-------- MATERIAL FOR THIS TASK --------

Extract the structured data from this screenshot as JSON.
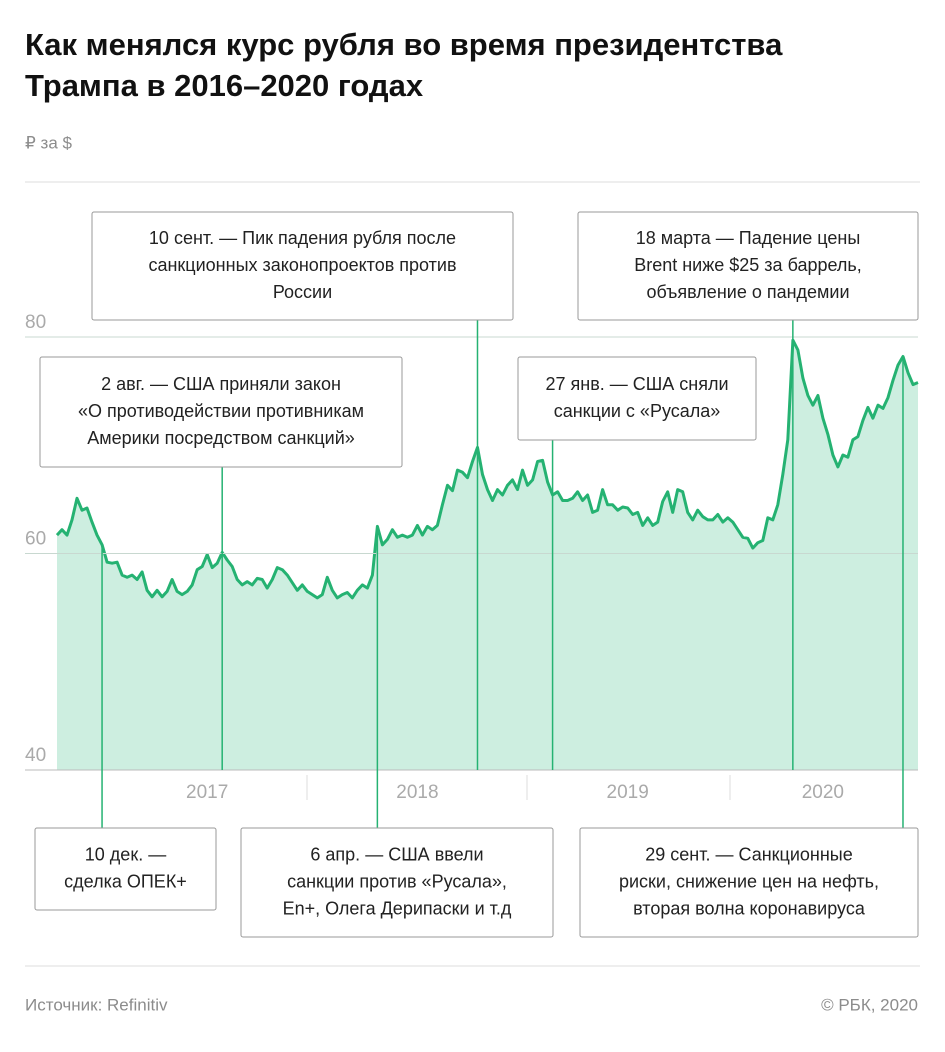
{
  "chart_data": {
    "type": "area",
    "title_lines": [
      "Как менялся курс рубля во время президентства",
      "Трампа в 2016–2020 годах"
    ],
    "unit": "₽ за $",
    "source": "Источник:  Refinitiv",
    "credit": "© РБК, 2020",
    "color": "#25b272",
    "fill_color": "#cdeee0",
    "ylim": [
      40,
      80
    ],
    "yticks": [
      40,
      60,
      80
    ],
    "grid": true,
    "categories": [
      null,
      null,
      null,
      null,
      null,
      null,
      null,
      null,
      null,
      null,
      null,
      null,
      null,
      null,
      null,
      null,
      null,
      null,
      null,
      null,
      null,
      null,
      null,
      null,
      null,
      null,
      null,
      null,
      null,
      null,
      "2017",
      null,
      null,
      null,
      null,
      null,
      null,
      null,
      null,
      null,
      null,
      null,
      null,
      null,
      null,
      null,
      null,
      null,
      null,
      null,
      null,
      null,
      null,
      null,
      null,
      null,
      null,
      null,
      null,
      null,
      null,
      null,
      null,
      null,
      null,
      null,
      null,
      null,
      null,
      null,
      null,
      null,
      "2018",
      null,
      null,
      null,
      null,
      null,
      null,
      null,
      null,
      null,
      null,
      null,
      null,
      null,
      null,
      null,
      null,
      null,
      null,
      null,
      null,
      null,
      null,
      null,
      null,
      null,
      null,
      null,
      null,
      null,
      null,
      null,
      null,
      null,
      null,
      null,
      null,
      null,
      null,
      null,
      null,
      null,
      "2019",
      null,
      null,
      null,
      null,
      null,
      null,
      null,
      null,
      null,
      null,
      null,
      null,
      null,
      null,
      null,
      null,
      null,
      null,
      null,
      null,
      null,
      null,
      null,
      null,
      null,
      null,
      null,
      null,
      null,
      null,
      null,
      null,
      null,
      null,
      null,
      null,
      null,
      null,
      "2020",
      null,
      null,
      null,
      null,
      null,
      null,
      null,
      null,
      null,
      null,
      null,
      null,
      null,
      null,
      null,
      null,
      null,
      null,
      null
    ],
    "values": [
      61.7,
      62.2,
      61.7,
      63.1,
      65.1,
      64.0,
      64.2,
      62.9,
      61.7,
      60.8,
      59.2,
      59.1,
      59.2,
      58.0,
      57.8,
      58.0,
      57.6,
      58.3,
      56.6,
      56.0,
      56.6,
      56.0,
      56.5,
      57.6,
      56.5,
      56.2,
      56.5,
      57.1,
      58.5,
      58.8,
      59.9,
      58.7,
      59.1,
      60.1,
      59.4,
      58.8,
      57.6,
      57.1,
      57.4,
      57.1,
      57.7,
      57.6,
      56.8,
      57.6,
      58.7,
      58.5,
      58.0,
      57.3,
      56.6,
      57.1,
      56.5,
      56.2,
      55.9,
      56.2,
      57.8,
      56.6,
      55.9,
      56.2,
      56.4,
      55.9,
      56.6,
      57.1,
      56.8,
      58.0,
      62.5,
      60.8,
      61.3,
      62.2,
      61.5,
      61.7,
      61.5,
      61.7,
      62.6,
      61.7,
      62.5,
      62.2,
      62.6,
      64.5,
      66.3,
      65.8,
      67.7,
      67.5,
      67.0,
      68.5,
      69.8,
      67.3,
      65.9,
      64.9,
      65.9,
      65.4,
      66.3,
      66.8,
      65.9,
      67.7,
      66.3,
      66.8,
      68.5,
      68.6,
      66.6,
      65.4,
      65.7,
      64.9,
      64.9,
      65.1,
      65.7,
      64.9,
      65.4,
      63.8,
      64.0,
      65.9,
      64.5,
      64.5,
      64.0,
      64.3,
      64.2,
      63.6,
      63.8,
      62.6,
      63.3,
      62.6,
      62.9,
      64.8,
      65.7,
      63.8,
      65.9,
      65.7,
      63.8,
      63.1,
      64.0,
      63.4,
      63.1,
      63.1,
      63.6,
      62.9,
      63.3,
      62.9,
      62.2,
      61.5,
      61.4,
      60.5,
      61.0,
      61.2,
      63.3,
      63.1,
      64.5,
      67.3,
      70.5,
      79.7,
      78.8,
      76.2,
      74.6,
      73.7,
      74.6,
      72.5,
      71.0,
      69.1,
      68.0,
      69.1,
      68.9,
      70.5,
      70.8,
      72.3,
      73.5,
      72.5,
      73.7,
      73.4,
      74.4,
      76.0,
      77.4,
      78.2,
      76.7,
      75.6,
      75.8
    ],
    "annotations": [
      {
        "point": 9,
        "lines": [
          "10 дек. —",
          "сделка ОПЕК+"
        ]
      },
      {
        "point": 33,
        "lines": [
          "2 авг. — США приняли закон",
          "«О противодействии противникам",
          "Америки посредством санкций»"
        ]
      },
      {
        "point": 64,
        "lines": [
          "6 апр. —  США ввели",
          "санкции против «Русала»,",
          "En+, Олега Дерипаски и т.д"
        ]
      },
      {
        "point": 84,
        "lines": [
          "10 сент. — Пик падения рубля после",
          "санкционных законопроектов против",
          "России"
        ]
      },
      {
        "point": 99,
        "lines": [
          "27 янв. — США сняли",
          "санкции с «Русала»"
        ]
      },
      {
        "point": 147,
        "lines": [
          "18 марта — Падение цены",
          "Brent ниже $25 за баррель,",
          "объявление о пандемии"
        ]
      },
      {
        "point": 169,
        "lines": [
          "29 сент. — Санкционные",
          "риски, снижение цен на нефть,",
          "вторая волна коронавируса"
        ]
      }
    ]
  }
}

--------

• INSTRUCTIONS TO FOLLOW: Transcribe every line in the entries above, taking out only the images.

• THE COMPLETED TASK:
Extract the structured data from this screenshot as JSON.
{
  "chart_data": {
    "type": "area",
    "title_lines": [
      "Как менялся курс рубля во время президентства",
      "Трампа в 2016–2020 годах"
    ],
    "unit": "₽ за $",
    "source": "Источник:  Refinitiv",
    "credit": "© РБК, 2020",
    "color": "#25b272",
    "fill_color": "#cdeee0",
    "ylim": [
      40,
      80
    ],
    "yticks": [
      40,
      60,
      80
    ],
    "grid": true,
    "categories": [
      null,
      null,
      null,
      null,
      null,
      null,
      null,
      null,
      null,
      null,
      null,
      null,
      null,
      null,
      null,
      null,
      null,
      null,
      null,
      null,
      null,
      null,
      null,
      null,
      null,
      null,
      null,
      null,
      null,
      null,
      "2017",
      null,
      null,
      null,
      null,
      null,
      null,
      null,
      null,
      null,
      null,
      null,
      null,
      null,
      null,
      null,
      null,
      null,
      null,
      null,
      null,
      null,
      null,
      null,
      null,
      null,
      null,
      null,
      null,
      null,
      null,
      null,
      null,
      null,
      null,
      null,
      null,
      null,
      null,
      null,
      null,
      null,
      "2018",
      null,
      null,
      null,
      null,
      null,
      null,
      null,
      null,
      null,
      null,
      null,
      null,
      null,
      null,
      null,
      null,
      null,
      null,
      null,
      null,
      null,
      null,
      null,
      null,
      null,
      null,
      null,
      null,
      null,
      null,
      null,
      null,
      null,
      null,
      null,
      null,
      null,
      null,
      null,
      null,
      null,
      "2019",
      null,
      null,
      null,
      null,
      null,
      null,
      null,
      null,
      null,
      null,
      null,
      null,
      null,
      null,
      null,
      null,
      null,
      null,
      null,
      null,
      null,
      null,
      null,
      null,
      null,
      null,
      null,
      null,
      null,
      null,
      null,
      null,
      null,
      null,
      null,
      null,
      null,
      null,
      "2020",
      null,
      null,
      null,
      null,
      null,
      null,
      null,
      null,
      null,
      null,
      null,
      null,
      null,
      null,
      null,
      null,
      null,
      null,
      null
    ],
    "values": [
      61.7,
      62.2,
      61.7,
      63.1,
      65.1,
      64.0,
      64.2,
      62.9,
      61.7,
      60.8,
      59.2,
      59.1,
      59.2,
      58.0,
      57.8,
      58.0,
      57.6,
      58.3,
      56.6,
      56.0,
      56.6,
      56.0,
      56.5,
      57.6,
      56.5,
      56.2,
      56.5,
      57.1,
      58.5,
      58.8,
      59.9,
      58.7,
      59.1,
      60.1,
      59.4,
      58.8,
      57.6,
      57.1,
      57.4,
      57.1,
      57.7,
      57.6,
      56.8,
      57.6,
      58.7,
      58.5,
      58.0,
      57.3,
      56.6,
      57.1,
      56.5,
      56.2,
      55.9,
      56.2,
      57.8,
      56.6,
      55.9,
      56.2,
      56.4,
      55.9,
      56.6,
      57.1,
      56.8,
      58.0,
      62.5,
      60.8,
      61.3,
      62.2,
      61.5,
      61.7,
      61.5,
      61.7,
      62.6,
      61.7,
      62.5,
      62.2,
      62.6,
      64.5,
      66.3,
      65.8,
      67.7,
      67.5,
      67.0,
      68.5,
      69.8,
      67.3,
      65.9,
      64.9,
      65.9,
      65.4,
      66.3,
      66.8,
      65.9,
      67.7,
      66.3,
      66.8,
      68.5,
      68.6,
      66.6,
      65.4,
      65.7,
      64.9,
      64.9,
      65.1,
      65.7,
      64.9,
      65.4,
      63.8,
      64.0,
      65.9,
      64.5,
      64.5,
      64.0,
      64.3,
      64.2,
      63.6,
      63.8,
      62.6,
      63.3,
      62.6,
      62.9,
      64.8,
      65.7,
      63.8,
      65.9,
      65.7,
      63.8,
      63.1,
      64.0,
      63.4,
      63.1,
      63.1,
      63.6,
      62.9,
      63.3,
      62.9,
      62.2,
      61.5,
      61.4,
      60.5,
      61.0,
      61.2,
      63.3,
      63.1,
      64.5,
      67.3,
      70.5,
      79.7,
      78.8,
      76.2,
      74.6,
      73.7,
      74.6,
      72.5,
      71.0,
      69.1,
      68.0,
      69.1,
      68.9,
      70.5,
      70.8,
      72.3,
      73.5,
      72.5,
      73.7,
      73.4,
      74.4,
      76.0,
      77.4,
      78.2,
      76.7,
      75.6,
      75.8
    ],
    "annotations": [
      {
        "point": 9,
        "lines": [
          "10 дек. —",
          "сделка ОПЕК+"
        ]
      },
      {
        "point": 33,
        "lines": [
          "2 авг. — США приняли закон",
          "«О противодействии противникам",
          "Америки посредством санкций»"
        ]
      },
      {
        "point": 64,
        "lines": [
          "6 апр. —  США ввели",
          "санкции против «Русала»,",
          "En+, Олега Дерипаски и т.д"
        ]
      },
      {
        "point": 84,
        "lines": [
          "10 сент. — Пик падения рубля после",
          "санкционных законопроектов против",
          "России"
        ]
      },
      {
        "point": 99,
        "lines": [
          "27 янв. — США сняли",
          "санкции с «Русала»"
        ]
      },
      {
        "point": 147,
        "lines": [
          "18 марта — Падение цены",
          "Brent ниже $25 за баррель,",
          "объявление о пандемии"
        ]
      },
      {
        "point": 169,
        "lines": [
          "29 сент. — Санкционные",
          "риски, снижение цен на нефть,",
          "вторая волна коронавируса"
        ]
      }
    ]
  }
}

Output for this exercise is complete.